◆ Task set ◆
[1] Can you repeat the part of the post on SWG crafting starting with "There are six" and going on through "other players could."?
[2] Could you carry on the post about crafting in SWG from the point where it stops?

◆ Source ◆
--- start ---

People didn't bail in large numbers until the CU hit, and that looking like a dusting of snow compared to the blizzard of cancellations with the NGE. And what you say has nothing to do with the crafting system in SWG at all, so what's your point?

 

As it was, crafting took a slight hit with the CU because they changed the way that resource gates affected crafting by essentially removing the lower end of gates when those gates became factors in the quality of a crafted item. The introduction of non-decay kits with anniversary gifts and the unbinding of those kits so they could sold to others eventually minimized the role crafting played during the CU. Those changes led to the removal of item decay altogether, and that completely destroyed the player economy that existed up to that point. The NGE killed off crafting altogether in SWG for well over a year by making random loot drops from random mobs better than what could be crafted. It did rebound, the devs did introduce a new system where quality once again mattered and crafted gear outstripped all but the hardest to get gear from instance bosses and the like, but it never again was as central a part of the game as Pre-CU crafting.

 

There are six words in the paragraph above that indicate the primary difference between SWG crafting at its best and SWTOR crafting as it always has been. Those words are "the quality of a crafted item." In Pre-CU SWG crafting, players needed to depend on crafters for the best gear that was readily available. When you found some piece of gear you needed that had excellent stats, you took note of the crafter's tag on the item and found out where that person's vendors were. Players had to keep going back for more because gear wore out, even with repair kits. And because the crafting system was complex and nuanced, it allowed people who wanted to dedicate themselves to crafting to choose abilities, get gear, find stations, tools and server-best resources to create goods BETTER than other players could.

--- end ---

Data records:
--- start ---

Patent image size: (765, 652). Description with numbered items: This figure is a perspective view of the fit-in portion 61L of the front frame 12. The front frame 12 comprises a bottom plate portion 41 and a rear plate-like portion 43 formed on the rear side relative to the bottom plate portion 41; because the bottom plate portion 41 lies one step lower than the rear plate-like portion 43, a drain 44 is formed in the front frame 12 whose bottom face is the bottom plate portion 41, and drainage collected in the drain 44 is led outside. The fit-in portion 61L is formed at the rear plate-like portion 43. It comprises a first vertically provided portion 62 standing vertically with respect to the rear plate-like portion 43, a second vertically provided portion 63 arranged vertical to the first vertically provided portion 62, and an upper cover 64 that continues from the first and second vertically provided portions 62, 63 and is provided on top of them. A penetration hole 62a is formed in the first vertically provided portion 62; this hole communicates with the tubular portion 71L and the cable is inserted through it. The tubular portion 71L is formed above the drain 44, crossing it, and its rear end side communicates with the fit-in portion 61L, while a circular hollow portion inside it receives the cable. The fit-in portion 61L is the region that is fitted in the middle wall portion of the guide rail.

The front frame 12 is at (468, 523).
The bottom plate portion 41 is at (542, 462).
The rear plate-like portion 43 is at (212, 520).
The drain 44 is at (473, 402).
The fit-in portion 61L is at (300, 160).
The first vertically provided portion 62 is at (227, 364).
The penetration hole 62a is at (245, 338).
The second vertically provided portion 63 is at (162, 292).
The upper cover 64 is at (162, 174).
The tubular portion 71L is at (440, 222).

--- end ---

◆ Expected answers ◆
[1]
There are six words in the paragraph above that indicate the primary difference between SWG crafting at its best and SWTOR crafting as it always has been. Those words are "the quality of a crafted item." In Pre-CU SWG crafting, players needed to depend on crafters for the best gear that was readily available. When you found some piece of gear you needed that had excellent stats, you took note of the crafter's tag on the item and found out where that person's vendors were. Players had to keep going back for more because gear wore out, even with repair kits. And because the crafting system was complex and nuanced, it allowed people who wanted to dedicate themselves to crafting to choose abilities, get gear, find stations, tools and server-best resources to create goods BETTER than other players could.

[2]
That is something that is impossible to do in SWTOR crafting. I hear people moan about how in SWTOR "if everything was easy to get, then the epic gear would be worthless." So, tell me how much people are charging for item mod 27's on your server. Mine? Nothing. You give them the mats, they hope for a crit that will give them a second item they can keep and sell. It took a very short period of time for those spamvertizements to go from "your mats + 500k tip" to "your mats + 50k tip" to "your mats, tip appreciated" to "your mats, no tip required." So, just what is the value of these "epic" schematics? Because the values of the stats of an item made from any given schematic do not vary regardless of the player crafting it, the companion used to craft it, the affection level or the Crew Skills specials that companion has, the faction of the crafter, the server they play on, the location where they did the crafting or the time of the server clock when they started, or even whether the bloody planets are aligned or not ... whatever the insane ideas people have about what affects crafted item quality, NONE of them apply to this game.

 

There is no such thing as quality in SWTOR crafting. Everything has a fixed value. That "failed" game you're so quick to put down that happened to fail apparently for eight years and at a profit, had a crafting system designed a decade before this game went live and it could run circles around SWTOR's system. At it's best, it defined the player economy, it was the primary source of most gear both for combat and for novelty, vanity or social items, and it used randomization and probability not to cripple crafters as SWTOR's system does, but to create variation which lead directly to a sense of value and a sense of quality, which in turn lead to demand for the work of crafters who had the in-game skills and the skills between their ears to know how to maximize quality and value.

 

And the only people who undercut them were the people who could not compete. Their gear did sell ... mostly to the players referred to as non-factors on the forums and their cheap gear, by price and by quality, was certainly one reason they earned their non-factor tags.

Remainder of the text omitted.